(Saved data entries)
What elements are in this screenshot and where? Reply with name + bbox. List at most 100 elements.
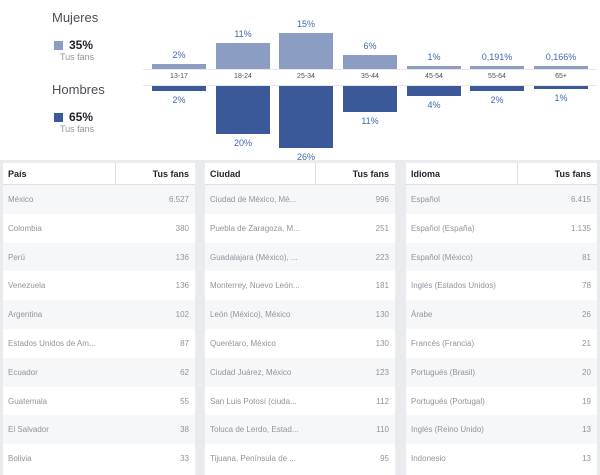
row-label: Ciudad de México, Mé... xyxy=(210,195,297,204)
men-bar-18-24[interactable] xyxy=(216,86,270,134)
row-label: Francés (Francia) xyxy=(411,338,475,348)
row-label: Puebla de Zaragoza, M... xyxy=(210,223,300,233)
women-legend-title: Mujeres xyxy=(52,10,99,25)
table-body: Español 6.415 Español (España) 1.135 Español… xyxy=(406,185,597,473)
table-header: Ciudad Tus fans xyxy=(205,163,395,185)
age-label-35-44: 35-44 xyxy=(361,73,379,80)
table-row: Francés (Francia) 21 xyxy=(406,329,597,358)
row-fans-count: 6.527 xyxy=(168,195,189,204)
women-bar-13-17[interactable] xyxy=(152,64,206,69)
women-value-35-44: 6% xyxy=(363,40,377,51)
age-label-18-24: 18-24 xyxy=(234,73,252,80)
table-row: Argentina 102 xyxy=(3,300,195,329)
women-value-45-54: 1% xyxy=(427,52,441,62)
age-gender-chart: Mujeres 35% Tus fans Hombres 65% Tus fan… xyxy=(0,0,600,162)
table-row: Portugués (Portugal) 19 xyxy=(406,387,597,416)
table-row: México 6.527 xyxy=(3,185,195,214)
table-row: Ciudad Juárez, México 123 xyxy=(205,357,395,387)
row-label: Indonesio xyxy=(411,454,446,464)
table-row: Colombia 380 xyxy=(3,214,195,243)
row-fans-count: 26 xyxy=(582,310,591,320)
table-row: Bolivia 33 xyxy=(3,444,195,473)
row-label: Venezuela xyxy=(8,281,46,291)
women-bar-25-34[interactable] xyxy=(279,33,333,69)
row-fans-count: 996 xyxy=(375,195,389,204)
men-bar-35-44[interactable] xyxy=(343,86,397,113)
row-label: Querétaro, México xyxy=(210,338,276,348)
row-fans-count: 21 xyxy=(582,338,591,348)
men-value-45-54: 4% xyxy=(427,99,441,110)
column-header-label[interactable]: Ciudad xyxy=(210,169,241,179)
row-label: León (México), México xyxy=(210,310,291,320)
women-bar-55-64[interactable] xyxy=(470,66,524,69)
column-header-fans[interactable]: Tus fans xyxy=(517,163,597,184)
men-value-55-64: 2% xyxy=(490,94,504,105)
women-bar-45-54[interactable] xyxy=(407,66,461,69)
column-header-label[interactable]: País xyxy=(8,169,27,179)
women-value-18-24: 11% xyxy=(234,28,252,39)
women-value-65+: 0,166% xyxy=(545,52,577,62)
row-fans-count: 251 xyxy=(375,223,389,233)
row-label: Guatemala xyxy=(8,396,48,406)
men-bar-65+[interactable] xyxy=(534,86,588,89)
language-table: Idioma Tus fans Español 6.415 Español (Españ… xyxy=(406,163,597,475)
table-row: Portugués (Brasil) 20 xyxy=(406,357,597,387)
row-label: Portugués (Brasil) xyxy=(411,367,476,377)
table-row: Estados Unidos de Am... 87 xyxy=(3,329,195,358)
row-fans-count: 112 xyxy=(376,396,389,406)
age-label-13-17: 13-17 xyxy=(170,73,188,80)
table-row: Guadalajara (México), ... 223 xyxy=(205,242,395,272)
table-row: Español (España) 1.135 xyxy=(406,214,597,243)
table-row: Toluca de Lerdo, Estad... 110 xyxy=(205,415,395,445)
row-label: San Luis Potosí (ciuda... xyxy=(210,396,297,406)
row-fans-count: 6.415 xyxy=(570,195,591,204)
table-row: Ecuador 62 xyxy=(3,357,195,387)
row-label: Portugués (Portugal) xyxy=(411,396,485,406)
row-fans-count: 78 xyxy=(582,281,591,291)
table-row: Puebla de Zaragoza, M... 251 xyxy=(205,214,395,243)
table-row: Monterrey, Nuevo León... 181 xyxy=(205,271,395,300)
row-label: Español xyxy=(411,195,440,204)
table-row: Venezuela 136 xyxy=(3,271,195,300)
row-fans-count: 62 xyxy=(180,367,189,377)
men-bar-45-54[interactable] xyxy=(407,86,461,96)
row-fans-count: 123 xyxy=(375,367,389,377)
column-header-fans[interactable]: Tus fans xyxy=(115,163,195,184)
table-header: País Tus fans xyxy=(3,163,195,185)
table-row: Perú 136 xyxy=(3,242,195,272)
women-bar-35-44[interactable] xyxy=(343,54,397,69)
table-row: Indonesio 13 xyxy=(406,444,597,473)
row-label: México xyxy=(8,195,34,204)
men-value-65+: 1% xyxy=(554,93,568,103)
men-legend-title: Hombres xyxy=(52,82,105,97)
men-swatch xyxy=(54,113,63,122)
row-fans-count: 136 xyxy=(175,281,189,291)
row-fans-count: 13 xyxy=(582,454,591,464)
row-fans-count: 20 xyxy=(582,367,591,377)
row-label: Bolivia xyxy=(8,454,32,464)
women-bar-65+[interactable] xyxy=(534,66,588,69)
column-header-label[interactable]: Idioma xyxy=(411,169,441,179)
row-fans-count: 19 xyxy=(582,396,591,406)
row-label: Estados Unidos de Am... xyxy=(8,338,96,348)
row-fans-count: 33 xyxy=(180,454,189,464)
age-label-45-54: 45-54 xyxy=(425,73,443,80)
men-bar-13-17[interactable] xyxy=(152,86,206,91)
women-value-55-64: 0,191% xyxy=(481,52,513,62)
row-fans-count: 1.135 xyxy=(570,223,591,233)
table-row: Ciudad de México, Mé... 996 xyxy=(205,185,395,214)
row-label: Argentina xyxy=(8,310,43,320)
men-bar-55-64[interactable] xyxy=(470,86,524,91)
table-row: Árabe 26 xyxy=(406,300,597,329)
row-fans-count: 130 xyxy=(375,310,389,320)
women-bar-18-24[interactable] xyxy=(216,42,270,69)
men-value-13-17: 2% xyxy=(172,94,186,105)
table-header: Idioma Tus fans xyxy=(406,163,597,185)
column-header-fans[interactable]: Tus fans xyxy=(315,163,395,184)
row-label: El Salvador xyxy=(8,425,49,435)
row-label: Colombia xyxy=(8,223,42,233)
women-fans-label: Tus fans xyxy=(60,52,95,62)
men-bar-25-34[interactable] xyxy=(279,86,333,149)
row-fans-count: 130 xyxy=(375,338,389,348)
row-fans-count: 87 xyxy=(180,338,189,348)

▶ [GIVEN REQUEST]:
Write out the records again, changing "row-label" to "row-name" in all of them and keeping everything else the same. Leave the pictures out.

▶ [RESPONSE FOR THIS EXERCISE]:
What elements are in this screenshot and where? Reply with name + bbox. List at most 100 elements.
row-name: Ciudad de México, Mé... xyxy=(210,195,297,204)
men-bar-18-24[interactable] xyxy=(216,86,270,134)
row-name: Francés (Francia) xyxy=(411,338,475,348)
row-name: Puebla de Zaragoza, M... xyxy=(210,223,300,233)
women-legend-title: Mujeres xyxy=(52,10,99,25)
table-body: Español 6.415 Español (España) 1.135 Español… xyxy=(406,185,597,473)
table-header: Ciudad Tus fans xyxy=(205,163,395,185)
age-label-35-44: 35-44 xyxy=(361,73,379,80)
table-row: Francés (Francia) 21 xyxy=(406,329,597,358)
row-fans-count: 6.527 xyxy=(168,195,189,204)
women-bar-13-17[interactable] xyxy=(152,64,206,69)
women-value-35-44: 6% xyxy=(363,40,377,51)
age-label-18-24: 18-24 xyxy=(234,73,252,80)
table-row: Argentina 102 xyxy=(3,300,195,329)
women-value-45-54: 1% xyxy=(427,52,441,62)
age-gender-chart: Mujeres 35% Tus fans Hombres 65% Tus fan… xyxy=(0,0,600,162)
table-row: Portugués (Portugal) 19 xyxy=(406,387,597,416)
table-row: México 6.527 xyxy=(3,185,195,214)
table-row: Ciudad Juárez, México 123 xyxy=(205,357,395,387)
row-name: Indonesio xyxy=(411,454,446,464)
table-row: Colombia 380 xyxy=(3,214,195,243)
row-fans-count: 26 xyxy=(582,310,591,320)
table-row: Bolivia 33 xyxy=(3,444,195,473)
row-name: Venezuela xyxy=(8,281,46,291)
women-bar-25-34[interactable] xyxy=(279,33,333,69)
row-fans-count: 996 xyxy=(375,195,389,204)
men-bar-35-44[interactable] xyxy=(343,86,397,113)
row-name: Querétaro, México xyxy=(210,338,276,348)
row-fans-count: 21 xyxy=(582,338,591,348)
men-value-45-54: 4% xyxy=(427,99,441,110)
column-header-label[interactable]: Ciudad xyxy=(210,169,241,179)
row-name: León (México), México xyxy=(210,310,291,320)
women-bar-55-64[interactable] xyxy=(470,66,524,69)
column-header-fans[interactable]: Tus fans xyxy=(517,163,597,184)
men-value-55-64: 2% xyxy=(490,94,504,105)
women-bar-45-54[interactable] xyxy=(407,66,461,69)
column-header-label[interactable]: País xyxy=(8,169,27,179)
women-value-18-24: 11% xyxy=(234,28,252,39)
women-value-65+: 0,166% xyxy=(545,52,577,62)
row-fans-count: 251 xyxy=(375,223,389,233)
row-name: Guatemala xyxy=(8,396,48,406)
men-bar-65+[interactable] xyxy=(534,86,588,89)
language-table: Idioma Tus fans Español 6.415 Español (Españ… xyxy=(406,163,597,475)
table-row: Portugués (Brasil) 20 xyxy=(406,357,597,387)
row-name: Portugués (Brasil) xyxy=(411,367,476,377)
table-row: Estados Unidos de Am... 87 xyxy=(3,329,195,358)
row-fans-count: 112 xyxy=(376,396,389,406)
age-label-13-17: 13-17 xyxy=(170,73,188,80)
table-row: Guadalajara (México), ... 223 xyxy=(205,242,395,272)
table-row: Español (España) 1.135 xyxy=(406,214,597,243)
table-row: Toluca de Lerdo, Estad... 110 xyxy=(205,415,395,445)
row-name: San Luis Potosí (ciuda... xyxy=(210,396,297,406)
row-fans-count: 6.415 xyxy=(570,195,591,204)
table-row: Ecuador 62 xyxy=(3,357,195,387)
row-name: Portugués (Portugal) xyxy=(411,396,485,406)
row-fans-count: 78 xyxy=(582,281,591,291)
table-row: Puebla de Zaragoza, M... 251 xyxy=(205,214,395,243)
table-row: Monterrey, Nuevo León... 181 xyxy=(205,271,395,300)
row-name: Español xyxy=(411,195,440,204)
table-row: Venezuela 136 xyxy=(3,271,195,300)
row-fans-count: 62 xyxy=(180,367,189,377)
men-bar-45-54[interactable] xyxy=(407,86,461,96)
row-fans-count: 123 xyxy=(375,367,389,377)
column-header-fans[interactable]: Tus fans xyxy=(115,163,195,184)
table-header: País Tus fans xyxy=(3,163,195,185)
table-row: Perú 136 xyxy=(3,242,195,272)
women-bar-35-44[interactable] xyxy=(343,54,397,69)
table-row: Indonesio 13 xyxy=(406,444,597,473)
row-name: México xyxy=(8,195,34,204)
men-value-65+: 1% xyxy=(554,93,568,103)
men-legend-title: Hombres xyxy=(52,82,105,97)
men-swatch xyxy=(54,113,63,122)
row-fans-count: 136 xyxy=(175,281,189,291)
row-fans-count: 13 xyxy=(582,454,591,464)
row-fans-count: 20 xyxy=(582,367,591,377)
row-name: Bolivia xyxy=(8,454,32,464)
women-bar-65+[interactable] xyxy=(534,66,588,69)
column-header-label[interactable]: Idioma xyxy=(411,169,441,179)
row-fans-count: 19 xyxy=(582,396,591,406)
row-name: Estados Unidos de Am... xyxy=(8,338,96,348)
row-fans-count: 33 xyxy=(180,454,189,464)
age-label-45-54: 45-54 xyxy=(425,73,443,80)
men-bar-13-17[interactable] xyxy=(152,86,206,91)
women-value-55-64: 0,191% xyxy=(481,52,513,62)
row-fans-count: 1.135 xyxy=(570,223,591,233)
table-row: Ciudad de México, Mé... 996 xyxy=(205,185,395,214)
row-name: Argentina xyxy=(8,310,43,320)
men-bar-55-64[interactable] xyxy=(470,86,524,91)
table-row: Árabe 26 xyxy=(406,300,597,329)
row-fans-count: 130 xyxy=(375,310,389,320)
women-bar-18-24[interactable] xyxy=(216,42,270,69)
men-value-13-17: 2% xyxy=(172,94,186,105)
table-header: Idioma Tus fans xyxy=(406,163,597,185)
column-header-fans[interactable]: Tus fans xyxy=(315,163,395,184)
row-name: El Salvador xyxy=(8,425,49,435)
row-name: Colombia xyxy=(8,223,42,233)
women-fans-label: Tus fans xyxy=(60,52,95,62)
men-bar-25-34[interactable] xyxy=(279,86,333,149)
row-fans-count: 130 xyxy=(375,338,389,348)
row-fans-count: 87 xyxy=(180,338,189,348)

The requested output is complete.